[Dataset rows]
━━━━━━━━

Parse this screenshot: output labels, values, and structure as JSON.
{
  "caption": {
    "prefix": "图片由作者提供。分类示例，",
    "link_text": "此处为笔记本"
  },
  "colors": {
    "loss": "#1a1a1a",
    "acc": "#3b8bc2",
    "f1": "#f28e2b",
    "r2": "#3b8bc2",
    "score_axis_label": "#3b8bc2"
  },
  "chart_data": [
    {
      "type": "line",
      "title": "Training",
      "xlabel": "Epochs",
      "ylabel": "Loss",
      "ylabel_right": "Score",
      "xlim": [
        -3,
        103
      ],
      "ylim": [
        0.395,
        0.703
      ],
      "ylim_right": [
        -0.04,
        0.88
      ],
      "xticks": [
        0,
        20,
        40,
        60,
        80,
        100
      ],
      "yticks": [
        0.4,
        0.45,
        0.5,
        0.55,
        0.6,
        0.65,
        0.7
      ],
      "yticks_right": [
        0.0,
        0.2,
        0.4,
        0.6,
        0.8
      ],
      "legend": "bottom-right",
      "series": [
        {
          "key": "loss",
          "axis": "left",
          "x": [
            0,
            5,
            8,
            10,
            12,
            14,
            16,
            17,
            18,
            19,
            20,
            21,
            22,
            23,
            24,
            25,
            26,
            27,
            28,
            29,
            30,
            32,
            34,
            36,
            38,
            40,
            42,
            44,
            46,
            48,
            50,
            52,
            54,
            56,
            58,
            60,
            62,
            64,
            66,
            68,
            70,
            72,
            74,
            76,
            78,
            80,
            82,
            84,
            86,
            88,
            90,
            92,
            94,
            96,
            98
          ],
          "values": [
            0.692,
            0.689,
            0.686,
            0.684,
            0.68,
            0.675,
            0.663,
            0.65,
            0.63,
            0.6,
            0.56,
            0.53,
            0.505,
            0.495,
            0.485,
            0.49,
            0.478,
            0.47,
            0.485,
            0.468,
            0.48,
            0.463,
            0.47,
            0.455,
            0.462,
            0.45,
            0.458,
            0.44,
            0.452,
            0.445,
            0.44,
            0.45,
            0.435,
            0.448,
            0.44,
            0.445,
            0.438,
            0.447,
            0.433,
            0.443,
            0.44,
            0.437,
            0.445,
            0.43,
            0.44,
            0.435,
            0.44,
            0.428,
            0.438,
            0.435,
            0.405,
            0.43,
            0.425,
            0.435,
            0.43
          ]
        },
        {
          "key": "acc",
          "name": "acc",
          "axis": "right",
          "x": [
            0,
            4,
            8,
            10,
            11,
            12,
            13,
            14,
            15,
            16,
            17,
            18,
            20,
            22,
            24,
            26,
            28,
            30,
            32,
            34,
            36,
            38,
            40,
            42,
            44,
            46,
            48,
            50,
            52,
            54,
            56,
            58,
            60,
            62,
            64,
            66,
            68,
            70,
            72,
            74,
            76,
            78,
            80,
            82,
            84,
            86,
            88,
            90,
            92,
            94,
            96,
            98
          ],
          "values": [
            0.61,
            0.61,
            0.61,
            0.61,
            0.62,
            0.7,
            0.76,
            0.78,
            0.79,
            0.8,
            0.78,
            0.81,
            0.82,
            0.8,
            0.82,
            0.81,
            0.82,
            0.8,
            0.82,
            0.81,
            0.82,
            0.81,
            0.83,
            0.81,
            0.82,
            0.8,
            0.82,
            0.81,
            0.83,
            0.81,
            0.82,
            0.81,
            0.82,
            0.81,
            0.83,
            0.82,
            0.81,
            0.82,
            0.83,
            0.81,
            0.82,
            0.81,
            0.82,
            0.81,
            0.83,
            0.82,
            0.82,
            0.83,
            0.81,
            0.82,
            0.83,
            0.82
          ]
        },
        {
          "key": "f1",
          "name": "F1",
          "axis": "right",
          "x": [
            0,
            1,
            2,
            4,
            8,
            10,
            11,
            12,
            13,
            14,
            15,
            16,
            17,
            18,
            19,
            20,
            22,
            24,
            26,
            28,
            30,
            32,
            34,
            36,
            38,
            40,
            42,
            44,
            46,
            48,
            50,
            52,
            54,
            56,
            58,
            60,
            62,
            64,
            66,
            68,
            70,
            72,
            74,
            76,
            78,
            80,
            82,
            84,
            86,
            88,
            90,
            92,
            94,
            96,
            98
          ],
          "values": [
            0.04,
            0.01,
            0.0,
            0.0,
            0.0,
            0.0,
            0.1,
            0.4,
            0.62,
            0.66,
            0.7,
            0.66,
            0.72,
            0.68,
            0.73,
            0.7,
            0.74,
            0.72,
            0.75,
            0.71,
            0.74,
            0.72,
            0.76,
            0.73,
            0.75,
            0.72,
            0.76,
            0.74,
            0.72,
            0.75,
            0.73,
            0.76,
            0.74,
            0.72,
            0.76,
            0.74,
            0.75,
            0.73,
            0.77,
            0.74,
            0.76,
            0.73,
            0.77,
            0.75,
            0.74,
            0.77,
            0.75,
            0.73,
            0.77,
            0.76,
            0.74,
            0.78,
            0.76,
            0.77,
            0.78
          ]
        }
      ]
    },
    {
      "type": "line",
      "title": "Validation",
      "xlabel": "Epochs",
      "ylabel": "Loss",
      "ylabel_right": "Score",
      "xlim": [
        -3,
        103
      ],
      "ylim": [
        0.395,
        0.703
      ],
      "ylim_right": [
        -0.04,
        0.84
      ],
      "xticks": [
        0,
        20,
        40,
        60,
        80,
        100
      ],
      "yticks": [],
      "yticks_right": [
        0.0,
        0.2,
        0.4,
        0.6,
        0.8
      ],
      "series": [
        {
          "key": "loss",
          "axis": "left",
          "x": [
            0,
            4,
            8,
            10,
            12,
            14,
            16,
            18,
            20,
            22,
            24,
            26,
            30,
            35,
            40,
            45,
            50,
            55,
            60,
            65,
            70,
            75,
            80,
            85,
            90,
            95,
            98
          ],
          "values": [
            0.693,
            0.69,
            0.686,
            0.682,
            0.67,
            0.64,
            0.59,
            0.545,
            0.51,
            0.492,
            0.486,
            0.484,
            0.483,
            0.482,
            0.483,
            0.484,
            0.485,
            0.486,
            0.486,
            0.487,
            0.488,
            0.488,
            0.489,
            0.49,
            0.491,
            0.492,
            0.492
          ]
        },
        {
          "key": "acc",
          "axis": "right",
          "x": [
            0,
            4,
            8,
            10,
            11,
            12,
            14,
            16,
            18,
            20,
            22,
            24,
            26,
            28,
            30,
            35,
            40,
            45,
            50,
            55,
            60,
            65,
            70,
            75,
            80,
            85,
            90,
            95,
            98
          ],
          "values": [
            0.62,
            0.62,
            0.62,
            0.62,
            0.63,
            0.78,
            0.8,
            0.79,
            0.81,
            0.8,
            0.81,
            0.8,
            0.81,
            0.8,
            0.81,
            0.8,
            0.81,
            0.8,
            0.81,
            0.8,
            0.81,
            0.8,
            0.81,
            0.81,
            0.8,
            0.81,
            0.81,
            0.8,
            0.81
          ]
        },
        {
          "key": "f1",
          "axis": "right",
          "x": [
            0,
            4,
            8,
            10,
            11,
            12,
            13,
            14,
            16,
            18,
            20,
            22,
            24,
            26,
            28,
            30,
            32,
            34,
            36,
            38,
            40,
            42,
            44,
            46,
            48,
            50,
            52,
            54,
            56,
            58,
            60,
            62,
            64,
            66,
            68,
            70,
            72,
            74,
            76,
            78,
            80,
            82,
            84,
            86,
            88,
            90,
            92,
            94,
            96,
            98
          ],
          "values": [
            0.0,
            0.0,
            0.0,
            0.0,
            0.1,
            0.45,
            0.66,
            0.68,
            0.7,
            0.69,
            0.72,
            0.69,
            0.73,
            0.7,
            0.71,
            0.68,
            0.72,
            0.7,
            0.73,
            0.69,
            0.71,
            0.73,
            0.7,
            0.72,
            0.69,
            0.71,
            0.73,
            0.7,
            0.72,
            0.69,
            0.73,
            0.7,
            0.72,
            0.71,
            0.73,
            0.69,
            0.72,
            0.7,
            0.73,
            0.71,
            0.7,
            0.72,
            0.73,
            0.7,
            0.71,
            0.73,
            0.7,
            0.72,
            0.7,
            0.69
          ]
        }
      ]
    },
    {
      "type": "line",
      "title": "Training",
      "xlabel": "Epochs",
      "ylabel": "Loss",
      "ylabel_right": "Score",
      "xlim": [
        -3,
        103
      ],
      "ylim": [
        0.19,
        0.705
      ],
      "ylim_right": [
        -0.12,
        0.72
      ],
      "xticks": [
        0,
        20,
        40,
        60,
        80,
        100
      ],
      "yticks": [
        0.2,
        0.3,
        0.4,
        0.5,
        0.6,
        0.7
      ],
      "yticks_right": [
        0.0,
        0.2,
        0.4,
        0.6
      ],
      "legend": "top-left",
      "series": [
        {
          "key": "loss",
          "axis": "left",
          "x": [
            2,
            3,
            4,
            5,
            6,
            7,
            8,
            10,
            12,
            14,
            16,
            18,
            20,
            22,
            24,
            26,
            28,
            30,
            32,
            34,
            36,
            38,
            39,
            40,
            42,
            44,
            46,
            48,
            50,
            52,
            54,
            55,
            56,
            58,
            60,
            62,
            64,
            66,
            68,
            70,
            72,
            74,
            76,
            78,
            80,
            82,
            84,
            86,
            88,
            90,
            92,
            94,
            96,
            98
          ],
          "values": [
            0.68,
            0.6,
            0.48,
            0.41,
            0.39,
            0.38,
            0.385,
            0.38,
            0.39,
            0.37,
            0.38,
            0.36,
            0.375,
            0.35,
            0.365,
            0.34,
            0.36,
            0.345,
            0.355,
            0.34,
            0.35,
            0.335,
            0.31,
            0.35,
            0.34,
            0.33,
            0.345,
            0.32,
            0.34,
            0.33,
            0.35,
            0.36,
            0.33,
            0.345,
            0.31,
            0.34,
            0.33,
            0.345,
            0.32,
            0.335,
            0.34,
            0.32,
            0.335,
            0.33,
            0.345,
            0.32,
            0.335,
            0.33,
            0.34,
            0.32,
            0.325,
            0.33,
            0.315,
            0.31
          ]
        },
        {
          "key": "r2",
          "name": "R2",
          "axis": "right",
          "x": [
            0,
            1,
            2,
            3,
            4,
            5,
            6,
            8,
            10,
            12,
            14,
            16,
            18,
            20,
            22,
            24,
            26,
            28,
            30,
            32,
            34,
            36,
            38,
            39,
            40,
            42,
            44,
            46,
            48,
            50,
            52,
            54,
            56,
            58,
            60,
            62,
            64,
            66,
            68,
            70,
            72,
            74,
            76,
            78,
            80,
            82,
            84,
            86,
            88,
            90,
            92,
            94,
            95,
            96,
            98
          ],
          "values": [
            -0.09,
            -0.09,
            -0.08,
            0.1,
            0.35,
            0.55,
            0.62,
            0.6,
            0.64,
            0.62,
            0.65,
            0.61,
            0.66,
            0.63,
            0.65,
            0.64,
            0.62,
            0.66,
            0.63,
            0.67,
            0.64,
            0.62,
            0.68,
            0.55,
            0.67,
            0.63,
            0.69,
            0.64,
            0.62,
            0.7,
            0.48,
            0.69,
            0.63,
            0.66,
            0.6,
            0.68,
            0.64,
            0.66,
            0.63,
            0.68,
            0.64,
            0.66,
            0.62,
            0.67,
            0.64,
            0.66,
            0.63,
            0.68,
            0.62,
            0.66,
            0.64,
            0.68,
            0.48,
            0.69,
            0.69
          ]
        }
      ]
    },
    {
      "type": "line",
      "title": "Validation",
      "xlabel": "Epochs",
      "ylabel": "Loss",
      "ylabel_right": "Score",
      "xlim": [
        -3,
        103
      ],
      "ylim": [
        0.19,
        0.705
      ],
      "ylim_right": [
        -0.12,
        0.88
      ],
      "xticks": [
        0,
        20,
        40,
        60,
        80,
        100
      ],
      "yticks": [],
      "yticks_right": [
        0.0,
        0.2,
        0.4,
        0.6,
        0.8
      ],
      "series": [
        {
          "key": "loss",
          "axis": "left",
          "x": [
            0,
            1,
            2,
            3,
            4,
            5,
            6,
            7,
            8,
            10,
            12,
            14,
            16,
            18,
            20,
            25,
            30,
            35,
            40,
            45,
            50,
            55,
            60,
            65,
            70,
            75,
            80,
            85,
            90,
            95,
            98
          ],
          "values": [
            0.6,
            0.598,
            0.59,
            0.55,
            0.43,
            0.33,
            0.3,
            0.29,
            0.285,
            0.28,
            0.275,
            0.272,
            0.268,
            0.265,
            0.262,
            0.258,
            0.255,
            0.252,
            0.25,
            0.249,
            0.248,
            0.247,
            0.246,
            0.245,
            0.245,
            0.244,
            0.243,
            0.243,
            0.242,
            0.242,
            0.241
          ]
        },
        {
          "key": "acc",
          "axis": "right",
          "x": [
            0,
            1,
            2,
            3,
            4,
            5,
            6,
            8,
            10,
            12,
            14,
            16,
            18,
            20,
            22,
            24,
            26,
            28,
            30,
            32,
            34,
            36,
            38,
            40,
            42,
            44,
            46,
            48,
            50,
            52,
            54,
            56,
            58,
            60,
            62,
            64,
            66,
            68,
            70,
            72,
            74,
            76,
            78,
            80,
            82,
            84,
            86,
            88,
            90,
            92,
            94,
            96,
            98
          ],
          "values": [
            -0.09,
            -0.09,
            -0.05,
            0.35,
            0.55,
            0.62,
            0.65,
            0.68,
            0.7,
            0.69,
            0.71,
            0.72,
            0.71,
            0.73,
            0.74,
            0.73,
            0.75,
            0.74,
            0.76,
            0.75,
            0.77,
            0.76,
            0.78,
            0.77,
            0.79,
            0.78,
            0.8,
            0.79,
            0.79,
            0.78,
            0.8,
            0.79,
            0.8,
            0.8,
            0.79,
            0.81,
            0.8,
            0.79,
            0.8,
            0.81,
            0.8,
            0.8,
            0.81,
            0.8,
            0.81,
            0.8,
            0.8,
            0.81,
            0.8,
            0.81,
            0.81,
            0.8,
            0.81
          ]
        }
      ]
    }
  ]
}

━━━━━━━━

What is the number of lines in the listing that contain the string "legend"? Reply with that number alone.

2